_REQUIRED WORK_.
Reproduce the data below line for line, changing nothing.

_DATASET RECORDS_.
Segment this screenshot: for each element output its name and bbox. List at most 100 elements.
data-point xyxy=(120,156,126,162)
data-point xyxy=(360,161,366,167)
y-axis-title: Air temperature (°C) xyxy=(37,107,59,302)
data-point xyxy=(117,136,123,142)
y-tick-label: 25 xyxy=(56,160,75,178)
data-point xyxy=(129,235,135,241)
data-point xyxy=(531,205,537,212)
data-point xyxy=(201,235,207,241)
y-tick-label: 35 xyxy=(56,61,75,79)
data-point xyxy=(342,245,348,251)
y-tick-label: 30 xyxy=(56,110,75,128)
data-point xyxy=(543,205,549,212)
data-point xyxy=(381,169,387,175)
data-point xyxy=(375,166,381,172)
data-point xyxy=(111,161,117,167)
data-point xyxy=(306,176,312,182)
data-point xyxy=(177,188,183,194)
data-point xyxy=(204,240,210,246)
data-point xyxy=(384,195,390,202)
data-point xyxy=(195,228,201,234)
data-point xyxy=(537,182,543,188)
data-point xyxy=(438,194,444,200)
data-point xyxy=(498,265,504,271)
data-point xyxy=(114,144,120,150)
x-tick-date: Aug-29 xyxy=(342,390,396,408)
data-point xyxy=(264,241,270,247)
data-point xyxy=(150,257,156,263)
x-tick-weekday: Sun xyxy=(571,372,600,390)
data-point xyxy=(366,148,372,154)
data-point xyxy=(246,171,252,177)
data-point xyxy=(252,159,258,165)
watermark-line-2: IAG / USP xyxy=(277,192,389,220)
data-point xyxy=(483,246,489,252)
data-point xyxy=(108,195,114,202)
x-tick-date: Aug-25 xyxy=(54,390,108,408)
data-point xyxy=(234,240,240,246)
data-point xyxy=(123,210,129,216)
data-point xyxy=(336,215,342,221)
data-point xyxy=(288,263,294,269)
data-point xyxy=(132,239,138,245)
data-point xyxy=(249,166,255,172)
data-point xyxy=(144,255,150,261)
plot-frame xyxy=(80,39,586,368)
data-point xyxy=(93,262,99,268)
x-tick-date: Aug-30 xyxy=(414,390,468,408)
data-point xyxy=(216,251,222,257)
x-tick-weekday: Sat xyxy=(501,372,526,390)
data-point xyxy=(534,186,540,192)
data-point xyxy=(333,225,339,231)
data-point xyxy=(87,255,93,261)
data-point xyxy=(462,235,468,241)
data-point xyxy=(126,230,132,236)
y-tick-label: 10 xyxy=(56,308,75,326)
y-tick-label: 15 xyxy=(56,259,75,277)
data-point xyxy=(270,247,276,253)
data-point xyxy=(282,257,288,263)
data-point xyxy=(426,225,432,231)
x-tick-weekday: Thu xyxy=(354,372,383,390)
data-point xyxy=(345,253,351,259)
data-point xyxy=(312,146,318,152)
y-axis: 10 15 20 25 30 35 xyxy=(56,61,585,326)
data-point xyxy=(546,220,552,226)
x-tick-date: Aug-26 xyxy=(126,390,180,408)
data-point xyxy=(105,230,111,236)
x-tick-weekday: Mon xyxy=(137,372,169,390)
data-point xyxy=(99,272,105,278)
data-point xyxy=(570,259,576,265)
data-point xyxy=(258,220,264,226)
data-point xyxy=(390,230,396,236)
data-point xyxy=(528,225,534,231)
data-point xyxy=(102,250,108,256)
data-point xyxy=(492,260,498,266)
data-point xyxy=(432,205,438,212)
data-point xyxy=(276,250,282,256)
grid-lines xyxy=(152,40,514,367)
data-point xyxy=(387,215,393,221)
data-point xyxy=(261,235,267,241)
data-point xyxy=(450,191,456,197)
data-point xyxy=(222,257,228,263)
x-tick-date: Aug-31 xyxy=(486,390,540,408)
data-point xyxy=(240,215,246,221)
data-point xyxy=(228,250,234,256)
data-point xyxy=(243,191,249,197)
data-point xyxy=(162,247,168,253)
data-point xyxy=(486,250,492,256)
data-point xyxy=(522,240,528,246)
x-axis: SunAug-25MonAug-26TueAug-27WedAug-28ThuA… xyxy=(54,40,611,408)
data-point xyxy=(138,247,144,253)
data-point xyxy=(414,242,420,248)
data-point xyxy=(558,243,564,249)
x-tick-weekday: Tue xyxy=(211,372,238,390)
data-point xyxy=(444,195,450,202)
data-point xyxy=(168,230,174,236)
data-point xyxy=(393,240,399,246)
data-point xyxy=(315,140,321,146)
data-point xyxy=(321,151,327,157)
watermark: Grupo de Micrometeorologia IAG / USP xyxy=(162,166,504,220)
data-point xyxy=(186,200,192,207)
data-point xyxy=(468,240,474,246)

_TASK ANSWER_.
Segment this screenshot: for each element output its name and bbox. List at most 100 elements.
data-point xyxy=(120,156,126,162)
data-point xyxy=(360,161,366,167)
y-axis-title: Air temperature (°C) xyxy=(37,107,59,302)
data-point xyxy=(117,136,123,142)
y-tick-label: 25 xyxy=(56,160,75,178)
data-point xyxy=(129,235,135,241)
data-point xyxy=(531,205,537,212)
data-point xyxy=(201,235,207,241)
y-tick-label: 35 xyxy=(56,61,75,79)
data-point xyxy=(342,245,348,251)
y-tick-label: 30 xyxy=(56,110,75,128)
data-point xyxy=(543,205,549,212)
data-point xyxy=(381,169,387,175)
data-point xyxy=(375,166,381,172)
data-point xyxy=(111,161,117,167)
data-point xyxy=(306,176,312,182)
data-point xyxy=(177,188,183,194)
data-point xyxy=(204,240,210,246)
data-point xyxy=(384,195,390,202)
data-point xyxy=(195,228,201,234)
data-point xyxy=(537,182,543,188)
data-point xyxy=(438,194,444,200)
data-point xyxy=(498,265,504,271)
data-point xyxy=(114,144,120,150)
x-tick-date: Aug-29 xyxy=(342,390,396,408)
data-point xyxy=(264,241,270,247)
data-point xyxy=(150,257,156,263)
x-tick-weekday: Sun xyxy=(571,372,600,390)
data-point xyxy=(366,148,372,154)
data-point xyxy=(246,171,252,177)
data-point xyxy=(252,159,258,165)
watermark-line-2: IAG / USP xyxy=(277,192,389,220)
data-point xyxy=(483,246,489,252)
data-point xyxy=(108,195,114,202)
x-tick-date: Aug-25 xyxy=(54,390,108,408)
data-point xyxy=(234,240,240,246)
data-point xyxy=(123,210,129,216)
data-point xyxy=(336,215,342,221)
data-point xyxy=(288,263,294,269)
data-point xyxy=(132,239,138,245)
data-point xyxy=(249,166,255,172)
data-point xyxy=(144,255,150,261)
plot-frame xyxy=(80,39,586,368)
data-point xyxy=(93,262,99,268)
x-tick-date: Aug-30 xyxy=(414,390,468,408)
data-point xyxy=(216,251,222,257)
x-tick-weekday: Sat xyxy=(501,372,526,390)
data-point xyxy=(534,186,540,192)
data-point xyxy=(333,225,339,231)
data-point xyxy=(87,255,93,261)
data-point xyxy=(462,235,468,241)
data-point xyxy=(126,230,132,236)
y-tick-label: 10 xyxy=(56,308,75,326)
y-tick-label: 15 xyxy=(56,259,75,277)
data-point xyxy=(270,247,276,253)
data-point xyxy=(282,257,288,263)
data-point xyxy=(426,225,432,231)
x-tick-weekday: Thu xyxy=(354,372,383,390)
data-point xyxy=(345,253,351,259)
data-point xyxy=(312,146,318,152)
y-axis: 10 15 20 25 30 35 xyxy=(56,61,585,326)
data-point xyxy=(546,220,552,226)
x-tick-date: Aug-26 xyxy=(126,390,180,408)
data-point xyxy=(105,230,111,236)
x-tick-weekday: Mon xyxy=(137,372,169,390)
data-point xyxy=(99,272,105,278)
data-point xyxy=(570,259,576,265)
data-point xyxy=(258,220,264,226)
data-point xyxy=(390,230,396,236)
data-point xyxy=(528,225,534,231)
data-point xyxy=(102,250,108,256)
data-point xyxy=(492,260,498,266)
data-point xyxy=(432,205,438,212)
data-point xyxy=(276,250,282,256)
grid-lines xyxy=(152,40,514,367)
data-point xyxy=(387,215,393,221)
data-point xyxy=(261,235,267,241)
data-point xyxy=(450,191,456,197)
data-point xyxy=(222,257,228,263)
x-tick-date: Aug-31 xyxy=(486,390,540,408)
data-point xyxy=(240,215,246,221)
data-point xyxy=(228,250,234,256)
data-point xyxy=(243,191,249,197)
data-point xyxy=(162,247,168,253)
data-point xyxy=(486,250,492,256)
data-point xyxy=(522,240,528,246)
x-axis: SunAug-25MonAug-26TueAug-27WedAug-28ThuA… xyxy=(54,40,611,408)
data-point xyxy=(138,247,144,253)
data-point xyxy=(414,242,420,248)
data-point xyxy=(558,243,564,249)
x-tick-weekday: Tue xyxy=(211,372,238,390)
data-point xyxy=(444,195,450,202)
data-point xyxy=(168,230,174,236)
data-point xyxy=(393,240,399,246)
data-point xyxy=(315,140,321,146)
data-point xyxy=(321,151,327,157)
watermark: Grupo de Micrometeorologia IAG / USP xyxy=(162,166,504,220)
data-point xyxy=(186,200,192,207)
data-point xyxy=(468,240,474,246)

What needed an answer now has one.